What to produce —
Gather all lines with the word "Capita" in them.

>> Begin Supplied data

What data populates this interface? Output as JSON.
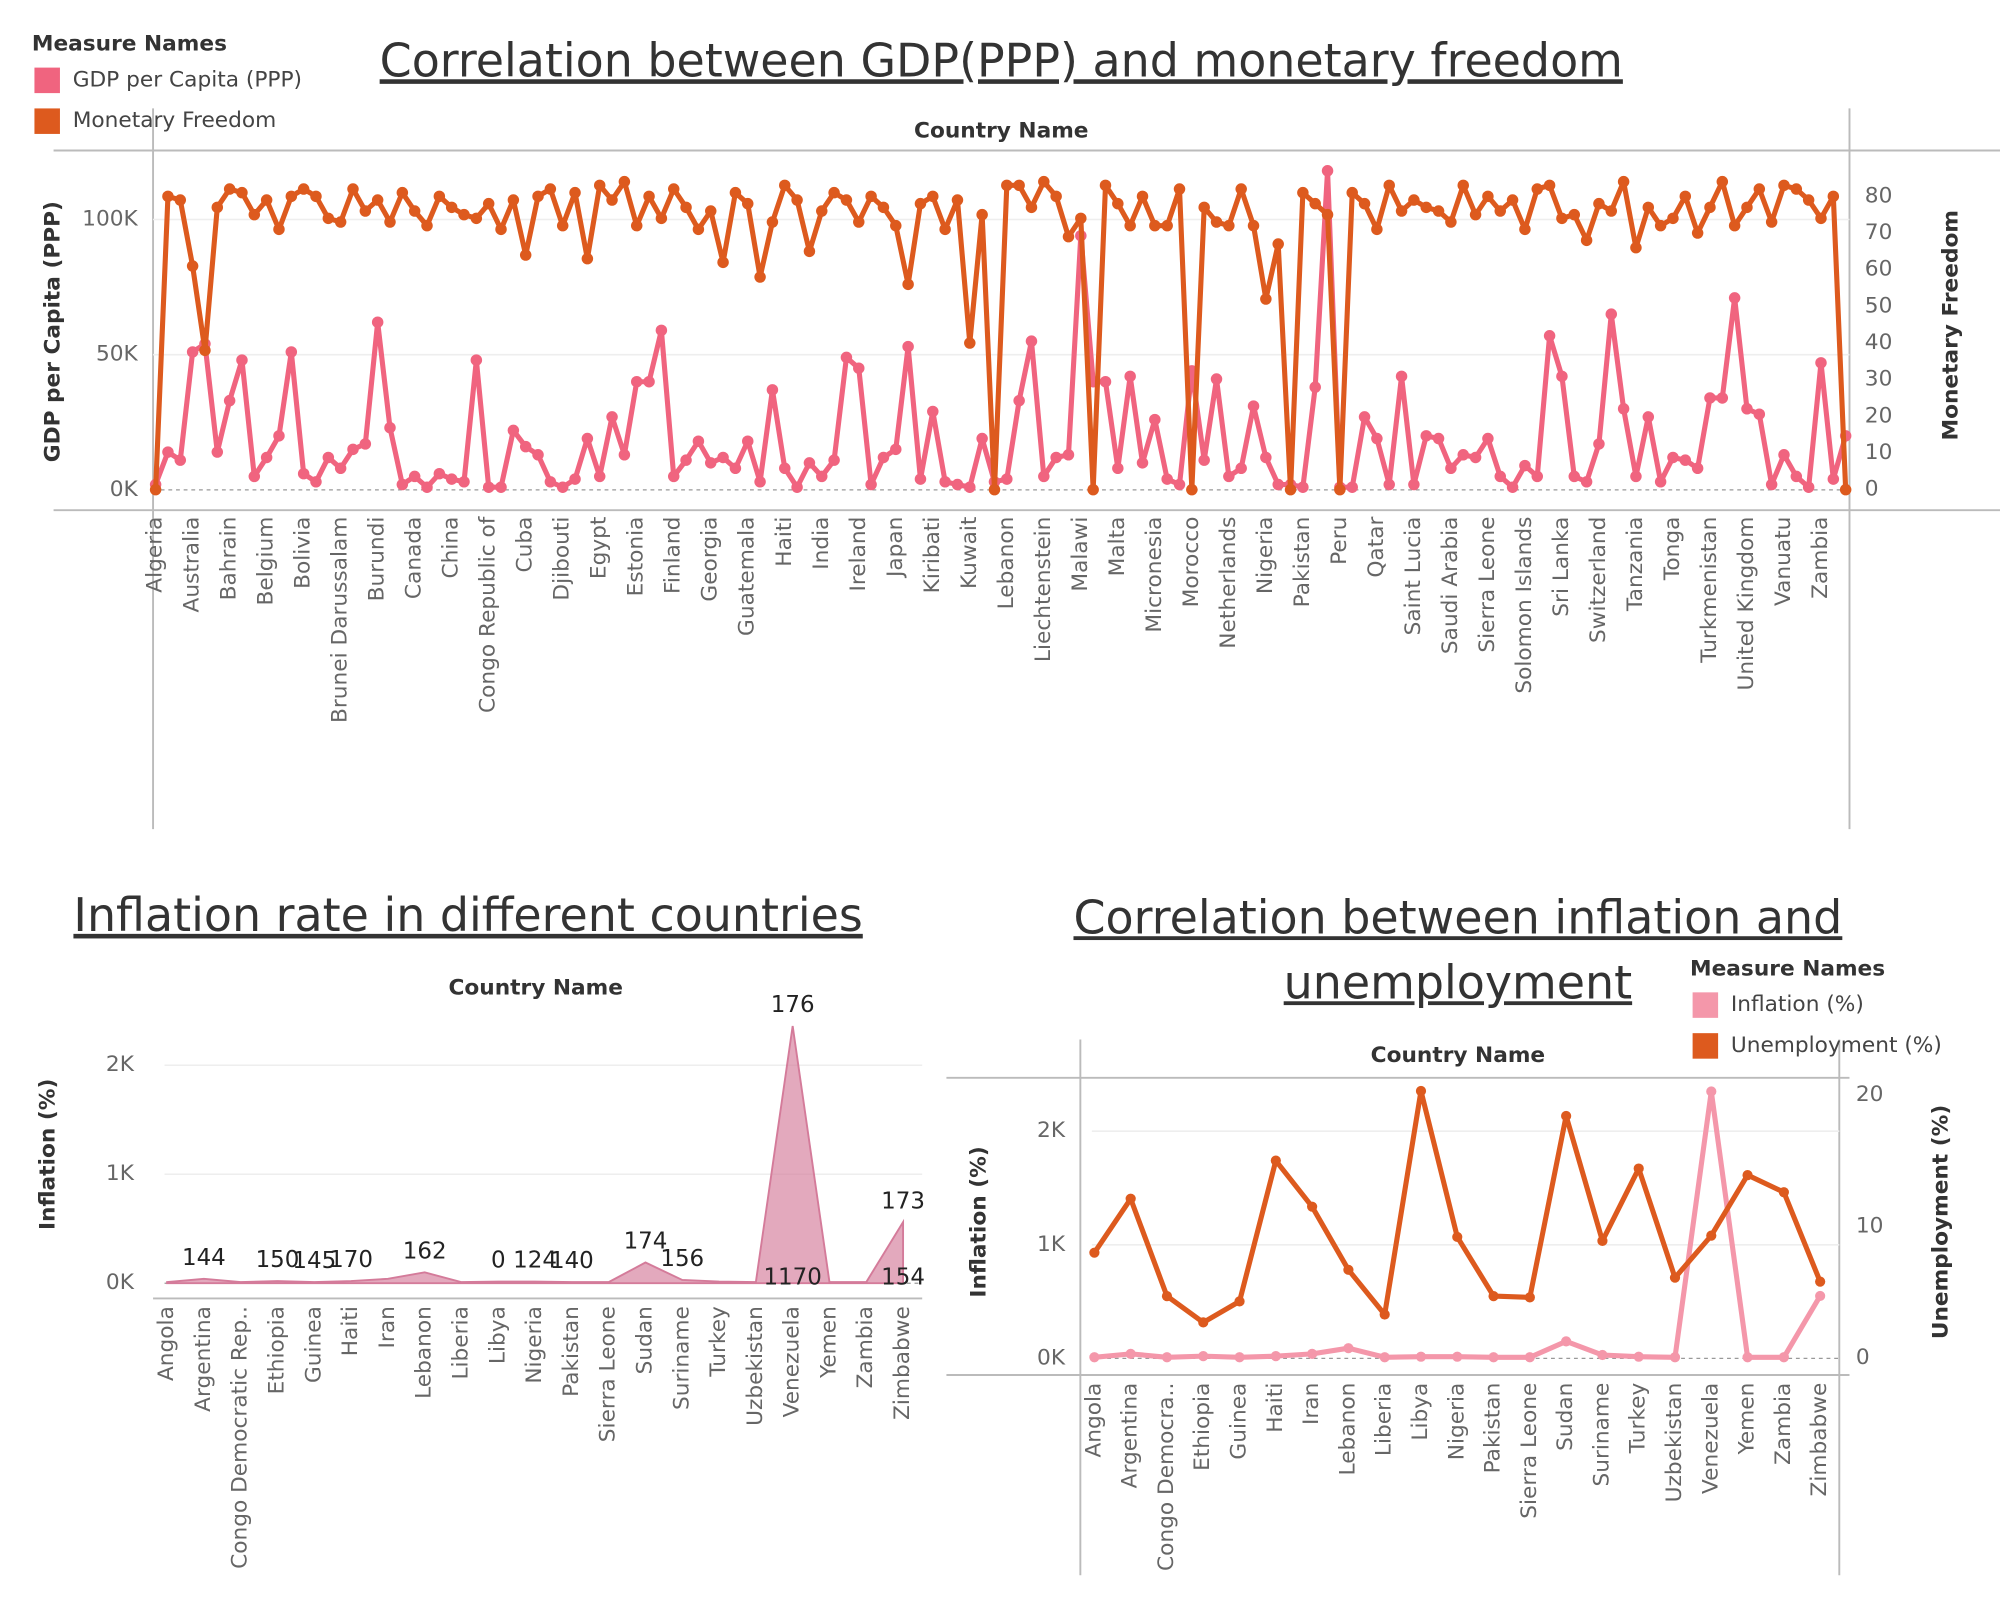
{
  "chart_data": [
    {
      "type": "line",
      "title": "Correlation between GDP(PPP) and monetary freedom",
      "x_label": "Country Name",
      "y_label": "GDP per Capita (PPP)",
      "y2_label": "Monetary Freedom",
      "legend_title": "Measure Names",
      "categories": [
        "Algeria",
        null,
        null,
        "Australia",
        null,
        null,
        "Bahrain",
        null,
        null,
        "Belgium",
        null,
        null,
        "Bolivia",
        null,
        null,
        "Brunei Darussalam",
        null,
        null,
        "Burundi",
        null,
        null,
        "Canada",
        null,
        null,
        "China",
        null,
        null,
        "Congo Republic of",
        null,
        null,
        "Cuba",
        null,
        null,
        "Djibouti",
        null,
        null,
        "Egypt",
        null,
        null,
        "Estonia",
        null,
        null,
        "Finland",
        null,
        null,
        "Georgia",
        null,
        null,
        "Guatemala",
        null,
        null,
        "Haiti",
        null,
        null,
        "India",
        null,
        null,
        "Ireland",
        null,
        null,
        "Japan",
        null,
        null,
        "Kiribati",
        null,
        null,
        "Kuwait",
        null,
        null,
        "Lebanon",
        null,
        null,
        "Liechtenstein",
        null,
        null,
        "Malawi",
        null,
        null,
        "Malta",
        null,
        null,
        "Micronesia",
        null,
        null,
        "Morocco",
        null,
        null,
        "Netherlands",
        null,
        null,
        "Nigeria",
        null,
        null,
        "Pakistan",
        null,
        null,
        "Peru",
        null,
        null,
        "Qatar",
        null,
        null,
        "Saint Lucia",
        null,
        null,
        "Saudi Arabia",
        null,
        null,
        "Sierra Leone",
        null,
        null,
        "Solomon Islands",
        null,
        null,
        "Sri Lanka",
        null,
        null,
        "Switzerland",
        null,
        null,
        "Tanzania",
        null,
        null,
        "Tonga",
        null,
        null,
        "Turkmenistan",
        null,
        null,
        "United Kingdom",
        null,
        null,
        "Vanuatu",
        null,
        null,
        "Zambia",
        null,
        null
      ],
      "series": [
        {
          "name": "GDP per Capita (PPP)",
          "color": "#f0647f",
          "axis": "y",
          "values": [
            2000,
            14000,
            11000,
            51000,
            54000,
            14000,
            33000,
            48000,
            5000,
            12000,
            20000,
            51000,
            6000,
            3000,
            12000,
            8000,
            15000,
            17000,
            62000,
            23000,
            2000,
            5000,
            1000,
            6000,
            4000,
            3000,
            48000,
            1000,
            1000,
            22000,
            16000,
            13000,
            3000,
            1000,
            4000,
            19000,
            5000,
            27000,
            13000,
            40000,
            40000,
            59000,
            5000,
            11000,
            18000,
            10000,
            12000,
            8000,
            18000,
            3000,
            37000,
            8000,
            1000,
            10000,
            5000,
            11000,
            49000,
            45000,
            2000,
            12000,
            15000,
            53000,
            4000,
            29000,
            3000,
            2000,
            1000,
            19000,
            3000,
            4000,
            33000,
            55000,
            5000,
            12000,
            13000,
            94000,
            40000,
            40000,
            8000,
            42000,
            10000,
            26000,
            4000,
            2000,
            44000,
            11000,
            41000,
            5000,
            8000,
            31000,
            12000,
            2000,
            2000,
            1000,
            38000,
            118000,
            1000,
            1000,
            27000,
            19000,
            2000,
            42000,
            2000,
            20000,
            19000,
            8000,
            13000,
            12000,
            19000,
            5000,
            1000,
            9000,
            5000,
            57000,
            42000,
            5000,
            3000,
            17000,
            65000,
            30000,
            5000,
            27000,
            3000,
            12000,
            11000,
            8000,
            34000,
            34000,
            71000,
            30000,
            28000,
            2000,
            13000,
            5000,
            1000,
            47000,
            4000,
            20000
          ]
        },
        {
          "name": "Monetary Freedom",
          "color": "#dd5a1e",
          "axis": "y2",
          "values": [
            0,
            80,
            79,
            61,
            38,
            77,
            82,
            81,
            75,
            79,
            71,
            80,
            82,
            80,
            74,
            73,
            82,
            76,
            79,
            73,
            81,
            76,
            72,
            80,
            77,
            75,
            74,
            78,
            71,
            79,
            64,
            80,
            82,
            72,
            81,
            63,
            83,
            79,
            84,
            72,
            80,
            74,
            82,
            77,
            71,
            76,
            62,
            81,
            78,
            58,
            73,
            83,
            79,
            65,
            76,
            81,
            79,
            73,
            80,
            77,
            72,
            56,
            78,
            80,
            71,
            79,
            40,
            75,
            0,
            83,
            83,
            77,
            84,
            80,
            69,
            74,
            0,
            83,
            78,
            72,
            80,
            72,
            72,
            82,
            0,
            77,
            73,
            72,
            82,
            72,
            52,
            67,
            0,
            81,
            78,
            75,
            0,
            81,
            78,
            71,
            83,
            76,
            79,
            77,
            76,
            73,
            83,
            75,
            80,
            76,
            79,
            71,
            82,
            83,
            74,
            75,
            68,
            78,
            76,
            84,
            66,
            77,
            72,
            74,
            80,
            70,
            77,
            84,
            72,
            77,
            82,
            73,
            83,
            82,
            79,
            74,
            80,
            0
          ]
        }
      ],
      "ylim": [
        -7500,
        125500
      ],
      "yticks": [
        {
          "value": 0,
          "label": "0K"
        },
        {
          "value": 50000,
          "label": "50K"
        },
        {
          "value": 100000,
          "label": "100K"
        }
      ],
      "y2lim": [
        -5.6,
        92.5
      ],
      "y2ticks": [
        0,
        10,
        20,
        30,
        40,
        50,
        60,
        70,
        80
      ],
      "grid": true,
      "markers": true
    },
    {
      "type": "area",
      "title": "Inflation rate in different countries",
      "x_label": "Country Name",
      "y_label": "Inflation (%)",
      "categories": [
        "Angola",
        "Argentina",
        "Congo Democratic Rep..",
        "Ethiopia",
        "Guinea",
        "Haiti",
        "Iran",
        "Lebanon",
        "Liberia",
        "Libya",
        "Nigeria",
        "Pakistan",
        "Sierra Leone",
        "Sudan",
        "Suriname",
        "Turkey",
        "Uzbekistan",
        "Venezuela",
        "Yemen",
        "Zambia",
        "Zimbabwe"
      ],
      "values": [
        10,
        40,
        10,
        20,
        10,
        20,
        40,
        100,
        10,
        15,
        15,
        10,
        10,
        190,
        30,
        15,
        10,
        2360,
        10,
        10,
        560
      ],
      "color": "#d47b9a",
      "labels": [
        null,
        144,
        null,
        150,
        145,
        170,
        null,
        162,
        null,
        0,
        124,
        140,
        null,
        174,
        156,
        null,
        null,
        176,
        null,
        null,
        173
      ],
      "second_labels": [
        null,
        null,
        null,
        null,
        null,
        null,
        null,
        null,
        null,
        null,
        null,
        null,
        null,
        null,
        null,
        null,
        null,
        1170,
        null,
        null,
        154
      ],
      "ylim": [
        -140,
        2470
      ],
      "yticks": [
        {
          "value": 0,
          "label": "0K"
        },
        {
          "value": 1000,
          "label": "1K"
        },
        {
          "value": 2000,
          "label": "2K"
        }
      ],
      "grid": true
    },
    {
      "type": "line",
      "title": "Correlation between inflation and unemployment",
      "x_label": "Country Name",
      "y_label": "Inflation (%)",
      "y2_label": "Unemployment (%)",
      "legend_title": "Measure Names",
      "categories": [
        "Angola",
        "Argentina",
        "Congo Democra..",
        "Ethiopia",
        "Guinea",
        "Haiti",
        "Iran",
        "Lebanon",
        "Liberia",
        "Libya",
        "Nigeria",
        "Pakistan",
        "Sierra Leone",
        "Sudan",
        "Suriname",
        "Turkey",
        "Uzbekistan",
        "Venezuela",
        "Yemen",
        "Zambia",
        "Zimbabwe"
      ],
      "series": [
        {
          "name": "Inflation (%)",
          "color": "#f497aa",
          "axis": "y",
          "values": [
            10,
            40,
            10,
            20,
            10,
            20,
            40,
            90,
            10,
            15,
            15,
            10,
            10,
            150,
            30,
            15,
            10,
            2350,
            10,
            10,
            550
          ]
        },
        {
          "name": "Unemployment (%)",
          "color": "#dd5a1e",
          "axis": "y2",
          "values": [
            8.0,
            12.1,
            4.7,
            2.7,
            4.3,
            15.0,
            11.5,
            6.7,
            3.3,
            20.3,
            9.2,
            4.7,
            4.6,
            18.4,
            8.9,
            14.4,
            6.1,
            9.3,
            13.9,
            12.6,
            5.8
          ]
        }
      ],
      "ylim": [
        -146,
        2470
      ],
      "yticks": [
        {
          "value": 0,
          "label": "0K"
        },
        {
          "value": 1000,
          "label": "1K"
        },
        {
          "value": 2000,
          "label": "2K"
        }
      ],
      "y2lim": [
        -1.3,
        21.3
      ],
      "y2ticks": [
        0,
        10,
        20
      ],
      "grid": true,
      "markers": true
    }
  ]
}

>> End Supplied data

Answer to the exercise —
      "y_label": "GDP per Capita (PPP)",
          "name": "GDP per Capita (PPP)",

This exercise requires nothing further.